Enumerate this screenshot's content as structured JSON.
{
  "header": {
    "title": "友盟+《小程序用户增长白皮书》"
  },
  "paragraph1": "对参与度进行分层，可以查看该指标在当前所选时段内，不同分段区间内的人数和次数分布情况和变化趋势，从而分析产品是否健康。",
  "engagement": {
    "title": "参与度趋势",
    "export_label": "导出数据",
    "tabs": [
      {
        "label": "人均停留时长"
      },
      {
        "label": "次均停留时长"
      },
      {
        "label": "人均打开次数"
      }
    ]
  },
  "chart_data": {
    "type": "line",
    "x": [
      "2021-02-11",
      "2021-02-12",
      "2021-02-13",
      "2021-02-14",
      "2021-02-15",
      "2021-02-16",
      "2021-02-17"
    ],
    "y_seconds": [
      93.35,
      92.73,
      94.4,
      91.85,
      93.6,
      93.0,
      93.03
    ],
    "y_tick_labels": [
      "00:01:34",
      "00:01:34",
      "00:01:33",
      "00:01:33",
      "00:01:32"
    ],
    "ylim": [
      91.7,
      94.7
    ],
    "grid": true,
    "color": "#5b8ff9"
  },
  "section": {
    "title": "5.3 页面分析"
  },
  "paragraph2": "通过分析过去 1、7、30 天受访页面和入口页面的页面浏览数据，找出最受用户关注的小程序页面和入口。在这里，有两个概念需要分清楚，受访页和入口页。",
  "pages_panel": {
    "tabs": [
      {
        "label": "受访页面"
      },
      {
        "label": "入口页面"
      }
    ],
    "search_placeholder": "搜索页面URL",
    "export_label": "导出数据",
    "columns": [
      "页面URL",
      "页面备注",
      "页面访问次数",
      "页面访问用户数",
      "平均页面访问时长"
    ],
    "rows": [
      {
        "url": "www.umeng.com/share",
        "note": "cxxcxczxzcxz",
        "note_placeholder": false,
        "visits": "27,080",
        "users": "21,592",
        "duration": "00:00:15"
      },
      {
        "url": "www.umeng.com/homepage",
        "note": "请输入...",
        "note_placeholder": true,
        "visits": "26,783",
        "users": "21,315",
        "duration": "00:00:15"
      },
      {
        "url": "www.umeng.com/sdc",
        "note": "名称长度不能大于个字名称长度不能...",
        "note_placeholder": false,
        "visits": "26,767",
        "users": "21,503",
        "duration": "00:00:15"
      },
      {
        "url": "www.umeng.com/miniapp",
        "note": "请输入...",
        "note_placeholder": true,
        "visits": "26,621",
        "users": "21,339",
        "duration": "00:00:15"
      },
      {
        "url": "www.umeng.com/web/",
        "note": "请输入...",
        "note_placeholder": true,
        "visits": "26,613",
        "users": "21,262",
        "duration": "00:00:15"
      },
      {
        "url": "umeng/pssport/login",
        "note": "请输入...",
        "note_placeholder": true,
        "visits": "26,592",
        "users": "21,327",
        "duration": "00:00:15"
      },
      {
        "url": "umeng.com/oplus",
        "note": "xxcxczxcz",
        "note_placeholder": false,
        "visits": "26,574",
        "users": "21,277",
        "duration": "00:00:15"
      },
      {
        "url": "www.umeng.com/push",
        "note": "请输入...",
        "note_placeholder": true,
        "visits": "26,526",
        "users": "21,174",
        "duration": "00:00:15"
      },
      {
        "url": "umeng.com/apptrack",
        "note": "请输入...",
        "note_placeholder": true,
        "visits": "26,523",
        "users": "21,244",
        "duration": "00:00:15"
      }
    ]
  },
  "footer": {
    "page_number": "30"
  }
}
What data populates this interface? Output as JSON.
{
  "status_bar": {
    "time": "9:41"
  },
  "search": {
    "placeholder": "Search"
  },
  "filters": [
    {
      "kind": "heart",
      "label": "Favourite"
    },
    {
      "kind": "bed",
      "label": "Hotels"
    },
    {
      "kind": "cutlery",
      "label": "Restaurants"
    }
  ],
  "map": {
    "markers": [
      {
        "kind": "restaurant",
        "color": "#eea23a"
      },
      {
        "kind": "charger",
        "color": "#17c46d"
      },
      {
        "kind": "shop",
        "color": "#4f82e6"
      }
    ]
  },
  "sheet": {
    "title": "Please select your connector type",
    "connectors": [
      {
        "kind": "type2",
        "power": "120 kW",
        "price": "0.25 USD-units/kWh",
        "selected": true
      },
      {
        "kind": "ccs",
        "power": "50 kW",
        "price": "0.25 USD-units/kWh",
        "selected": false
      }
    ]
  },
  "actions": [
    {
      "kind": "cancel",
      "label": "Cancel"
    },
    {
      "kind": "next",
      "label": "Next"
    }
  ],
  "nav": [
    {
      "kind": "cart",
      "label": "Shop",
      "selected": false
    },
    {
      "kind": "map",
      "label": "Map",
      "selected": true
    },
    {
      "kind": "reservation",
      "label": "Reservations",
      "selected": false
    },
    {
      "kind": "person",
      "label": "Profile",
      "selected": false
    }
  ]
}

........

- _Problem statement_
Which lines contain "color"? Show each of them.

- _Final answer_
    "color": "#5b8ff9"
        "color": "#eea23a"
        "color": "#17c46d"
        "color": "#4f82e6"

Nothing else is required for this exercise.